What you should do
Extract all lines that hold the string "完整叙事".

[Extracted data entries]
## BEGIN

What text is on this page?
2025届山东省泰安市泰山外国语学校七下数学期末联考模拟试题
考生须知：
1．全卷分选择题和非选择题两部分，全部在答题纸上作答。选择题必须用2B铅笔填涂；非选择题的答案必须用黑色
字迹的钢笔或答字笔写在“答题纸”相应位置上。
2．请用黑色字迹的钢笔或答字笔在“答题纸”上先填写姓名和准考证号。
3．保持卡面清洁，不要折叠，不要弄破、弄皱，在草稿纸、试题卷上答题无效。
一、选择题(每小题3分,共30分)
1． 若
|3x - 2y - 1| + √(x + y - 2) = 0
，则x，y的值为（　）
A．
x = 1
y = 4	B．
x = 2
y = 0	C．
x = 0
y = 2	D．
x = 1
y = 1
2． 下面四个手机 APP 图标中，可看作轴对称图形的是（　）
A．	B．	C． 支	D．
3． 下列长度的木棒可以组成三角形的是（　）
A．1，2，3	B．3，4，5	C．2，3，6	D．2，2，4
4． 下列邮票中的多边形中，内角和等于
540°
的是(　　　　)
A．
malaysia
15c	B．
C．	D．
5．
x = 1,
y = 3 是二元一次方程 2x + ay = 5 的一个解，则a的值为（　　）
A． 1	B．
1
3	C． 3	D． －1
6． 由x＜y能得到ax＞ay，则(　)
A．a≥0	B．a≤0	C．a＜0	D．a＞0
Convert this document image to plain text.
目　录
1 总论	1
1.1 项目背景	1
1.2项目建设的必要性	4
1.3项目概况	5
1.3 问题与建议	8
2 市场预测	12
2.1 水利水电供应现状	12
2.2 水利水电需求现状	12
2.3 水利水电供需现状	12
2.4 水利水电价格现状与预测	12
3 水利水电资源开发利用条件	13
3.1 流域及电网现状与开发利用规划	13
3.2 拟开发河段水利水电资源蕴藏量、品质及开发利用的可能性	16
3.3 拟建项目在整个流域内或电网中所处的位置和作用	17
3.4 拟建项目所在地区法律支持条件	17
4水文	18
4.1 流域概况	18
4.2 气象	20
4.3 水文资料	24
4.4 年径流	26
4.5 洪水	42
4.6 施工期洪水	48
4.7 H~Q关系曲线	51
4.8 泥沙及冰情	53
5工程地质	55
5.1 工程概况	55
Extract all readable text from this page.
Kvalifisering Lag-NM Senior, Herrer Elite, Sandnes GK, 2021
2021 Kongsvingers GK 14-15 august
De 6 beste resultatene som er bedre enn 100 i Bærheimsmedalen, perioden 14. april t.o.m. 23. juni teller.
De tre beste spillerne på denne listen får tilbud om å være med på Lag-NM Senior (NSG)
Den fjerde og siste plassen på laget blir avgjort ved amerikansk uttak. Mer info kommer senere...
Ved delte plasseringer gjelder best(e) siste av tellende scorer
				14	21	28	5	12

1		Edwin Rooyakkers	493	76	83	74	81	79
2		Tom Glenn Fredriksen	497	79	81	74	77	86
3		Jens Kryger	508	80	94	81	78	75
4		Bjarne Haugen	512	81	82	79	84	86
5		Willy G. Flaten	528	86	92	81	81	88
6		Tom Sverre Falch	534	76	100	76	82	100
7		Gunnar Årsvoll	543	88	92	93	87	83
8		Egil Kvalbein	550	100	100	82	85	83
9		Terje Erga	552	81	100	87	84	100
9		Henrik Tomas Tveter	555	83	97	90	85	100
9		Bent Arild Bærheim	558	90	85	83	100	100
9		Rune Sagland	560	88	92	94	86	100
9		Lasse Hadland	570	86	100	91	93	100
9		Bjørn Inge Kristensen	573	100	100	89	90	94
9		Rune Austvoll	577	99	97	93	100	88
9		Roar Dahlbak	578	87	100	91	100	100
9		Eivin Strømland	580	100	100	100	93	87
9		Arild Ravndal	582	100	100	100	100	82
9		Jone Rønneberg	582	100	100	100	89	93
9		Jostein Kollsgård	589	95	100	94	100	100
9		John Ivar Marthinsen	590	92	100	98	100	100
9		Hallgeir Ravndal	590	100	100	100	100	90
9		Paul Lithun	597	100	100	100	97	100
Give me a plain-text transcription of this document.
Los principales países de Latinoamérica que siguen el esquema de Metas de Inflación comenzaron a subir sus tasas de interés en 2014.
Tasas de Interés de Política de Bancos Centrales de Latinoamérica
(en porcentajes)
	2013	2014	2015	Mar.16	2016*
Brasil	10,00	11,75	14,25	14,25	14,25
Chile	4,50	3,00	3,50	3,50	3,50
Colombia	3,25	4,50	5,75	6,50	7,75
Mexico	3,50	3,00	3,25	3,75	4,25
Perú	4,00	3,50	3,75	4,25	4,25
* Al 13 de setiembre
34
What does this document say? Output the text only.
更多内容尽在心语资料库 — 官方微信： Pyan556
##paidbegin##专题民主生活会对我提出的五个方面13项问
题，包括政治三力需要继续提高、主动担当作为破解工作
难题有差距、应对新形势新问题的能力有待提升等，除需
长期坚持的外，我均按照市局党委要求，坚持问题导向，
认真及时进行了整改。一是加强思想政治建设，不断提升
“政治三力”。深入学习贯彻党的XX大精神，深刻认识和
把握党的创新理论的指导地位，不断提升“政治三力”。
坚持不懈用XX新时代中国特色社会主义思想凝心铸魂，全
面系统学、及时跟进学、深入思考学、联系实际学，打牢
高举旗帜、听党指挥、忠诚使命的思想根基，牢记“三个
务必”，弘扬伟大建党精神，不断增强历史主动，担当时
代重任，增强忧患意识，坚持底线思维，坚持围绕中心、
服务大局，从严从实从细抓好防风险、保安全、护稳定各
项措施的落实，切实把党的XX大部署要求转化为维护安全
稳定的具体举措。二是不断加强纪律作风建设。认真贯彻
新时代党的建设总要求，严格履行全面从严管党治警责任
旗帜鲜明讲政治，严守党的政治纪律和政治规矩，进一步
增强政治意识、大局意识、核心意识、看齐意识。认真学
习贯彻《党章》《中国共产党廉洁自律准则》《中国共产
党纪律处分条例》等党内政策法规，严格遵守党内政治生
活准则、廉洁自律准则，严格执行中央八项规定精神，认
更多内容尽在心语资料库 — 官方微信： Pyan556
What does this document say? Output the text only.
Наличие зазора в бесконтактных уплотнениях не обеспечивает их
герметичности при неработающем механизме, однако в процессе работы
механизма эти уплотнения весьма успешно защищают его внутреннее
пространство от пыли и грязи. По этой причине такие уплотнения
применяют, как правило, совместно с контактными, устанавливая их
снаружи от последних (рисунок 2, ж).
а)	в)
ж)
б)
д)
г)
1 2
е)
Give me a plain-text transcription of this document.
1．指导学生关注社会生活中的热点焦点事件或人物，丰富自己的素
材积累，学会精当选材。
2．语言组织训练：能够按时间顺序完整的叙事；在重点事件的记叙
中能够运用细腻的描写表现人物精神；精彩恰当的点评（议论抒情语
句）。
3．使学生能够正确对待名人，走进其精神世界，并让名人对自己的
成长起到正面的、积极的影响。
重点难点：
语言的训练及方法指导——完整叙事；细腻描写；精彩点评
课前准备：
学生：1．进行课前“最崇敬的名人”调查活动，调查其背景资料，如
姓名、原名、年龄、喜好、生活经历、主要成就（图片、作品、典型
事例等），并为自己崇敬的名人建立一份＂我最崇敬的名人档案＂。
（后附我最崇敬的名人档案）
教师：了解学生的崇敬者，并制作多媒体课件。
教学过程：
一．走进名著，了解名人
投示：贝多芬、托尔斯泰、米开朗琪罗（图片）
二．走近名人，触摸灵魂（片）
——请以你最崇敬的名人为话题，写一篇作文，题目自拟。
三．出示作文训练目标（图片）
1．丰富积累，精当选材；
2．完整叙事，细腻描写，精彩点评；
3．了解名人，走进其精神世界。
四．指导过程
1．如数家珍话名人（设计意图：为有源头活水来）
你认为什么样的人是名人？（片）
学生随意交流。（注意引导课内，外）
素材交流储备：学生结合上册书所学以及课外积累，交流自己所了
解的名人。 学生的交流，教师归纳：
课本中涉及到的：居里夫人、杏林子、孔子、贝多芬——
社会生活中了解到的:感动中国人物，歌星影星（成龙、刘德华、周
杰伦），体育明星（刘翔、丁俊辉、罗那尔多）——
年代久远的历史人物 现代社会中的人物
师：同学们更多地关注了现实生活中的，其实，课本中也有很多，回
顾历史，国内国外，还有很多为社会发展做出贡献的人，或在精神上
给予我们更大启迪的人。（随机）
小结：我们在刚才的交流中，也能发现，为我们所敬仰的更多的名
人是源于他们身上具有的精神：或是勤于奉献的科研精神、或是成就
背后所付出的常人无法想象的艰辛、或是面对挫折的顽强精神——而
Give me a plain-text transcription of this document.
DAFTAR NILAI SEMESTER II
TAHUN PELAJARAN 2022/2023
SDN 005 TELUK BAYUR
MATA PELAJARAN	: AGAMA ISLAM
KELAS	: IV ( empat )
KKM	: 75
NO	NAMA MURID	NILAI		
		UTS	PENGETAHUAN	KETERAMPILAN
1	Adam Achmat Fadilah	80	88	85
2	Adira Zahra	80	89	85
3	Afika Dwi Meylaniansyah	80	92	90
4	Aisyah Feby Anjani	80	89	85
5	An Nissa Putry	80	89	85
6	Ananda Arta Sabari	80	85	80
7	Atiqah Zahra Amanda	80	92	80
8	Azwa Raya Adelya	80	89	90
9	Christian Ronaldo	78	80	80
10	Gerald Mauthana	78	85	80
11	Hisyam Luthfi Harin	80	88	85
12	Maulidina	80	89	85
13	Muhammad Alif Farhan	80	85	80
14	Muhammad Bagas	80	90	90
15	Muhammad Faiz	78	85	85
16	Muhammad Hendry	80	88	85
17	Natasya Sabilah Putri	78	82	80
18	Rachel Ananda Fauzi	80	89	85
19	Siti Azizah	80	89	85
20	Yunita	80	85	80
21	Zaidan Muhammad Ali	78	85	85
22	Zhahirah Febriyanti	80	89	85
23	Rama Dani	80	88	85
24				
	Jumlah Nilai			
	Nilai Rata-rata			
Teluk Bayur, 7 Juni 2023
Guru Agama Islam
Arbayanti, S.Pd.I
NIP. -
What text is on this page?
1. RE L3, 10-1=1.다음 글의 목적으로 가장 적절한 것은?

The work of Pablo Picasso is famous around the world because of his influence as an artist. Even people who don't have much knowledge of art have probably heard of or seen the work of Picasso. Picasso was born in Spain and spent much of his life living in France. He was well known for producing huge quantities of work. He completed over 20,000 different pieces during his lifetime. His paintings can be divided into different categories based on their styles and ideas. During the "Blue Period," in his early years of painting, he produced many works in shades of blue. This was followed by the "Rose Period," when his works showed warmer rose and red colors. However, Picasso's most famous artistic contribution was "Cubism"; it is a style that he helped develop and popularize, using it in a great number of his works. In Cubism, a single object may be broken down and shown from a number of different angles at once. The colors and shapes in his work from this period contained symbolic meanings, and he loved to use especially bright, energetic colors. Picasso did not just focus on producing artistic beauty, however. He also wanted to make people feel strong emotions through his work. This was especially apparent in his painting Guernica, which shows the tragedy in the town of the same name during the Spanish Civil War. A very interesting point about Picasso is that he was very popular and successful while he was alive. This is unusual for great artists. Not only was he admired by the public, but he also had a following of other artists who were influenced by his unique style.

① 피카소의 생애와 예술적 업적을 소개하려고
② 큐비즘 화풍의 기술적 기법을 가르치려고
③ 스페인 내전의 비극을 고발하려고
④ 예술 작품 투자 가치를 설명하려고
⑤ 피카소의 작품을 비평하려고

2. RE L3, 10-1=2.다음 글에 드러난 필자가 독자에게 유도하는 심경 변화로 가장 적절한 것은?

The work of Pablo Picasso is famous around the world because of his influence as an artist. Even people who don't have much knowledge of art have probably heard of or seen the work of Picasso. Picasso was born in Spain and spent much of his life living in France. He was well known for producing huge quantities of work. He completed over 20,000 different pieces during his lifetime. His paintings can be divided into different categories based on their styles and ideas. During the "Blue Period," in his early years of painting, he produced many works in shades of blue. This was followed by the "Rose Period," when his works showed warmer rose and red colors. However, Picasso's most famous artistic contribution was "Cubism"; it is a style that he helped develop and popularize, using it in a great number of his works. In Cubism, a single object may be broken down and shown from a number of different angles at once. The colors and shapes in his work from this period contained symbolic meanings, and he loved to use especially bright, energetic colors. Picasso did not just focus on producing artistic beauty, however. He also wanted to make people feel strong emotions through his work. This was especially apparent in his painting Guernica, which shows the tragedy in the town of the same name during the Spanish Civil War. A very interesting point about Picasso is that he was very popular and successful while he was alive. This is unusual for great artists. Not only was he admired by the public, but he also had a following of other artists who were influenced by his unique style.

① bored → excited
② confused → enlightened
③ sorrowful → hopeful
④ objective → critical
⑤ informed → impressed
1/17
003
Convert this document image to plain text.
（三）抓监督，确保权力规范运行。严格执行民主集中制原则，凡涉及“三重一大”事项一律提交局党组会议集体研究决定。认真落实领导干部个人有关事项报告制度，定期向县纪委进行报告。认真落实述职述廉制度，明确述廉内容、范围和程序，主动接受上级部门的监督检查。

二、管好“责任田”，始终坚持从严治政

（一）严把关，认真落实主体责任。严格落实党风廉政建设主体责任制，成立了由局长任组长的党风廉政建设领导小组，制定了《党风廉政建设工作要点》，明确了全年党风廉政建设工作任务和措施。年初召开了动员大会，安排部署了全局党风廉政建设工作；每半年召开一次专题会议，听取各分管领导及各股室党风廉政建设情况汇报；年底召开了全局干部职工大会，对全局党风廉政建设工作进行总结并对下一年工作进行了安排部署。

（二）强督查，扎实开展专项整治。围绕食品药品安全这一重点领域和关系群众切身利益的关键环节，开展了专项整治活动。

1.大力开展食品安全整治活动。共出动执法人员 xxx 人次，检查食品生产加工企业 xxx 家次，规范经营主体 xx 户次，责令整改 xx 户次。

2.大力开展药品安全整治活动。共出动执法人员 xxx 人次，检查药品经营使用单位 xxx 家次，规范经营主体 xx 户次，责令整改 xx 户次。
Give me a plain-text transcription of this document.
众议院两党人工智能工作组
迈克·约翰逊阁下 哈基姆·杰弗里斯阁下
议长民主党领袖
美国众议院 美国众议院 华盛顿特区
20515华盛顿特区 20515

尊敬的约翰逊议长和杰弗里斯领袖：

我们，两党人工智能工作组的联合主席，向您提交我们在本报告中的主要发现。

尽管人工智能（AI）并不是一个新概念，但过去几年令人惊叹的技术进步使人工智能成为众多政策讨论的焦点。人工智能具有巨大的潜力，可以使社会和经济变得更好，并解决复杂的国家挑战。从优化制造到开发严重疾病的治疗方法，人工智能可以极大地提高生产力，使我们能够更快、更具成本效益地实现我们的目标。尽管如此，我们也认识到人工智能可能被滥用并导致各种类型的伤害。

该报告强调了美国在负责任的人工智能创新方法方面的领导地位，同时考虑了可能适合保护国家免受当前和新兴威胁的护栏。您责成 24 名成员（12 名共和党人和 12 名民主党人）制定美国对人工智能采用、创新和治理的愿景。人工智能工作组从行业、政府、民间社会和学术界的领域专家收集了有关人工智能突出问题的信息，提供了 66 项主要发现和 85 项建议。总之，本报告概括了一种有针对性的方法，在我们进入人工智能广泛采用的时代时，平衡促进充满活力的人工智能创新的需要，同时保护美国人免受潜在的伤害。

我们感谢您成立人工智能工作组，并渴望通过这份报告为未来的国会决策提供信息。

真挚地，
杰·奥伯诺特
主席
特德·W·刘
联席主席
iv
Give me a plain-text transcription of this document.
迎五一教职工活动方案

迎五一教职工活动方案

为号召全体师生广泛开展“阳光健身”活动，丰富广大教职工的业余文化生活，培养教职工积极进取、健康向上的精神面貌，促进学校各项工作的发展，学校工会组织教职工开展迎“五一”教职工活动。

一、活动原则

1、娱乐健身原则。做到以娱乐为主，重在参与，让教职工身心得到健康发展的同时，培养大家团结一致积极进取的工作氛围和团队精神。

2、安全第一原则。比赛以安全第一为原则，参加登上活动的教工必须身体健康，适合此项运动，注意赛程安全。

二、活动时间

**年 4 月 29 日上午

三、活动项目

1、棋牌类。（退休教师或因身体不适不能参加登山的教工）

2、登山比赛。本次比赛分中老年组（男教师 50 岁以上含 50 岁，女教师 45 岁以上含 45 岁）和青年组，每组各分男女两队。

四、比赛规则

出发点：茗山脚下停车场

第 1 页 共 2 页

## END

Solution below
语言的训练及方法指导——完整叙事；细腻描写；精彩点评
2．完整叙事，细腻描写，精彩点评；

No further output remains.